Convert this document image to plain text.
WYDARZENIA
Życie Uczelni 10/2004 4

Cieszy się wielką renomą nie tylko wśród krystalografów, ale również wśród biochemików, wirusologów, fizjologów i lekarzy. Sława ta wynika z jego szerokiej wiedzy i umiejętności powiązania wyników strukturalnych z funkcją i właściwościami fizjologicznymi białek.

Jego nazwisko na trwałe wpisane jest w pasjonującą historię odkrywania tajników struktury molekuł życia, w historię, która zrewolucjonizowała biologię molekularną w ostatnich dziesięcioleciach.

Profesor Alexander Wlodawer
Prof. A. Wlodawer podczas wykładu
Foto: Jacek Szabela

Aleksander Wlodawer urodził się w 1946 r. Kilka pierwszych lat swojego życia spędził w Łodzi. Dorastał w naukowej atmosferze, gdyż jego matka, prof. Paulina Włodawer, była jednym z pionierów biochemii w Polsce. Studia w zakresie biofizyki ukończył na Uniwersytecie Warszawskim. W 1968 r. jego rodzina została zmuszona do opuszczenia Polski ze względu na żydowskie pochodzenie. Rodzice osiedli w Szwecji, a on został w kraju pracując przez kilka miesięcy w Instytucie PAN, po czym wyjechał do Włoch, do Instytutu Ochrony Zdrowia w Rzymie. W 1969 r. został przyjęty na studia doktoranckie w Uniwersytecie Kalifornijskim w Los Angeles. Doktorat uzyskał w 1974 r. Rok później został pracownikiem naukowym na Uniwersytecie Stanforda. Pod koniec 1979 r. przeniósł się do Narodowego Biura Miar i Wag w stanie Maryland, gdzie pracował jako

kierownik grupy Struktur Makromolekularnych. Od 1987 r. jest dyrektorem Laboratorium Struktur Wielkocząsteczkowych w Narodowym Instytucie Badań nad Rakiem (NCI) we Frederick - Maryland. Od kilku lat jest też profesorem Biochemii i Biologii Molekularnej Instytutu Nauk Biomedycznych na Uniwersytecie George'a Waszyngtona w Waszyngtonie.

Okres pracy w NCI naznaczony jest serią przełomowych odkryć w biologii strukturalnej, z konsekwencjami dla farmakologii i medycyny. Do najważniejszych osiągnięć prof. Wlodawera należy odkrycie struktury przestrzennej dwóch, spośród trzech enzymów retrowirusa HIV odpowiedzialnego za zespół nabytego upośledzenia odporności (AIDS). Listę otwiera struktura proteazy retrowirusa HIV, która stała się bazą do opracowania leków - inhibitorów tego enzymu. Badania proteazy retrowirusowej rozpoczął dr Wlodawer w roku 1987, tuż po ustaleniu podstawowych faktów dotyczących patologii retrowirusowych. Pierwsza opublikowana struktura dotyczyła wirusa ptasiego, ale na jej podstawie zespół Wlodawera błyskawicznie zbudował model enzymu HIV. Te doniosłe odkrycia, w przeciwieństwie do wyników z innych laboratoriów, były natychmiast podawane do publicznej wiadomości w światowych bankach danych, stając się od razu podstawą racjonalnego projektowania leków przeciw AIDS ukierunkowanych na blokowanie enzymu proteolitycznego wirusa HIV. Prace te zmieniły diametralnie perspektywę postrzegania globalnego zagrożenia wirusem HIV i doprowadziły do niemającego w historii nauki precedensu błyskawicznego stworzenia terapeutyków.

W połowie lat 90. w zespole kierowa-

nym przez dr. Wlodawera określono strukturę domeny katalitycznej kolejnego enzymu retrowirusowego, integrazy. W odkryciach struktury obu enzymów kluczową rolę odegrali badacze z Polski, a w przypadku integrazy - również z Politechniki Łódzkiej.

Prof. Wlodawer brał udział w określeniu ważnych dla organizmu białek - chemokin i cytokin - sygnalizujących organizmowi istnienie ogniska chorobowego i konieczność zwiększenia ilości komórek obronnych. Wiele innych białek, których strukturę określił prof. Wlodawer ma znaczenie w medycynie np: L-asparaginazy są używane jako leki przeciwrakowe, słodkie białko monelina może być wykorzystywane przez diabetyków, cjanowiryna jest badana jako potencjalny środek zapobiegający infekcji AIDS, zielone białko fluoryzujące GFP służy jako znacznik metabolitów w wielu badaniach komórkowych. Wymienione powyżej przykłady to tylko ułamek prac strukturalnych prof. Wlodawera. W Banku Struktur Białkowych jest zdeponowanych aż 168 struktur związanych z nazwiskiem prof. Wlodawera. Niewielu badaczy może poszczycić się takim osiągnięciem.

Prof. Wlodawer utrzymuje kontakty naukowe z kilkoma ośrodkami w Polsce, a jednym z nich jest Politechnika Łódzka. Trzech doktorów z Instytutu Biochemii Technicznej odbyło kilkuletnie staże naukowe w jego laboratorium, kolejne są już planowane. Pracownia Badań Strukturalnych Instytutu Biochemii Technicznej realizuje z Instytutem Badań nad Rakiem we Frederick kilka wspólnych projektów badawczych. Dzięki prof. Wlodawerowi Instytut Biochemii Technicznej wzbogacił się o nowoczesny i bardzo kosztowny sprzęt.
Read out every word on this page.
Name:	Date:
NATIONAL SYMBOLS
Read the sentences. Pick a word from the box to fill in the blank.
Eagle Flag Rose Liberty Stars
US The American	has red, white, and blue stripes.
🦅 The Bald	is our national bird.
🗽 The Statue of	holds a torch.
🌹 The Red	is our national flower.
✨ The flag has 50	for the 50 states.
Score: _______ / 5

**Aim**: Out of the material above, select every line that holds the string "word".

**Solution**:
Read out every word on this page.
Read the sentences. Pick a word from the box to fill in the blank.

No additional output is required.